## Data records
---+---

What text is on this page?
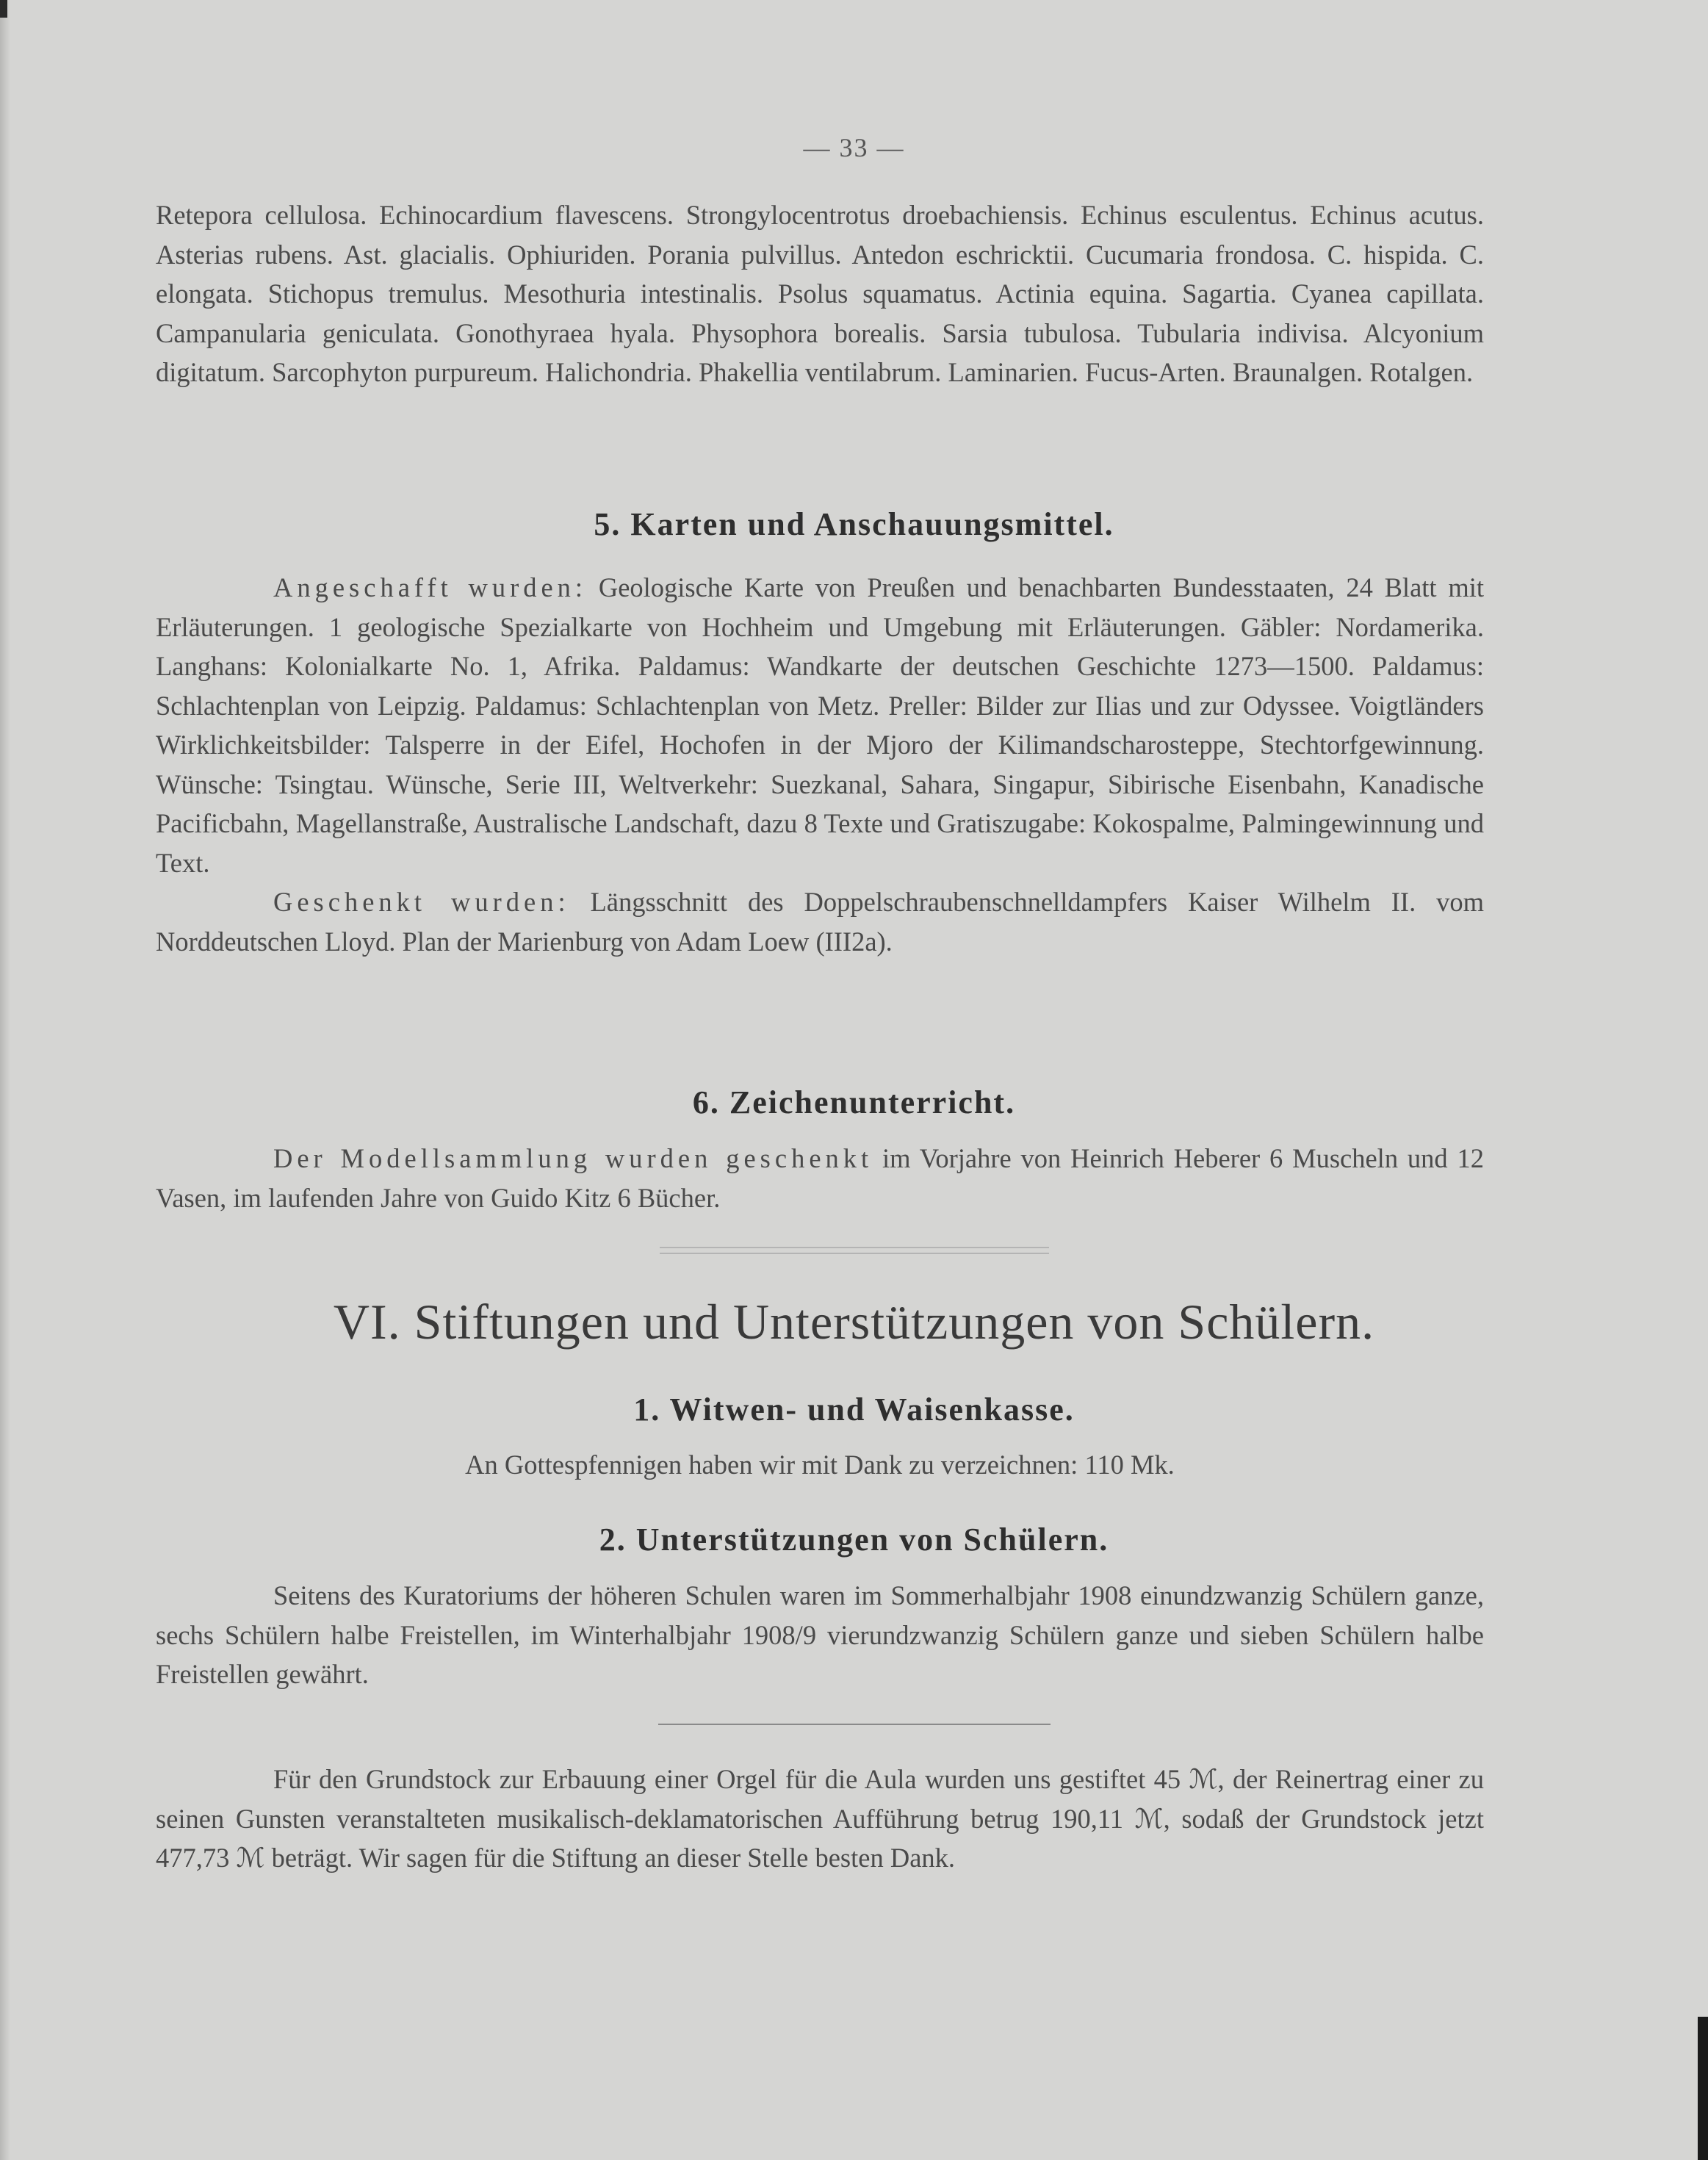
— 33 —

Retepora cellulosa. Echinocardium flavescens. Strongylocentrotus droebachiensis. Echinus esculentus. Echinus acutus. Asterias rubens. Ast. glacialis. Ophiuriden. Porania pulvillus. Antedon eschricktii. Cucumaria frondosa. C. hispida. C. elongata. Stichopus tremulus. Mesothuria intestinalis. Psolus squamatus. Actinia equina. Sagartia. Cyanea capillata. Campanularia geniculata. Gonothyraea hyala. Physophora borealis. Sarsia tubulosa. Tubularia indivisa. Alcyonium digitatum. Sarcophyton purpureum. Halichondria. Phakellia ventilabrum. Laminarien. Fucus-Arten. Braunalgen. Rotalgen.

5. Karten und Anschauungsmittel.

Angeschafft wurden: Geologische Karte von Preußen und benachbarten Bundesstaaten, 24 Blatt mit Erläuterungen. 1 geologische Spezialkarte von Hochheim und Umgebung mit Erläuterungen. Gäbler: Nordamerika. Langhans: Kolonialkarte No. 1, Afrika. Paldamus: Wandkarte der deutschen Geschichte 1273—1500. Paldamus: Schlachtenplan von Leipzig. Paldamus: Schlachtenplan von Metz. Preller: Bilder zur Ilias und zur Odyssee. Voigtländers Wirklichkeitsbilder: Talsperre in der Eifel, Hochofen in der Mjoro der Kilimandscharosteppe, Stechtorfgewinnung. Wünsche: Tsingtau. Wünsche, Serie III, Weltverkehr: Suezkanal, Sahara, Singapur, Sibirische Eisenbahn, Kanadische Pacificbahn, Magellanstraße, Australische Landschaft, dazu 8 Texte und Gratiszugabe: Kokospalme, Palmingewinnung und Text.

Geschenkt wurden: Längsschnitt des Doppelschraubenschnelldampfers Kaiser Wilhelm II. vom Norddeutschen Lloyd. Plan der Marienburg von Adam Loew (III2a).

6. Zeichenunterricht.

Der Modellsammlung wurden geschenkt im Vorjahre von Heinrich Heberer 6 Muscheln und 12 Vasen, im laufenden Jahre von Guido Kitz 6 Bücher.

VI. Stiftungen und Unterstützungen von Schülern.
1. Witwen- und Waisenkasse.
An Gottespfennigen haben wir mit Dank zu verzeichnen: 110 Mk.
2. Unterstützungen von Schülern.

Seitens des Kuratoriums der höheren Schulen waren im Sommerhalbjahr 1908 einundzwanzig Schülern ganze, sechs Schülern halbe Freistellen, im Winterhalbjahr 1908/9 vierundzwanzig Schülern ganze und sieben Schülern halbe Freistellen gewährt.

Für den Grundstock zur Erbauung einer Orgel für die Aula wurden uns gestiftet 45 ℳ, der Reinertrag einer zu seinen Gunsten veranstalteten musikalisch-deklamatorischen Aufführung betrug 190,11 ℳ, sodaß der Grundstock jetzt 477,73 ℳ beträgt. Wir sagen für die Stiftung an dieser Stelle besten Dank.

---+---

## What is being asked
Which lines hold the word "Unterstützungen"? Copy each of them from the records.

## Response to the task
VI. Stiftungen und Unterstützungen von Schülern.
2. Unterstützungen von Schülern.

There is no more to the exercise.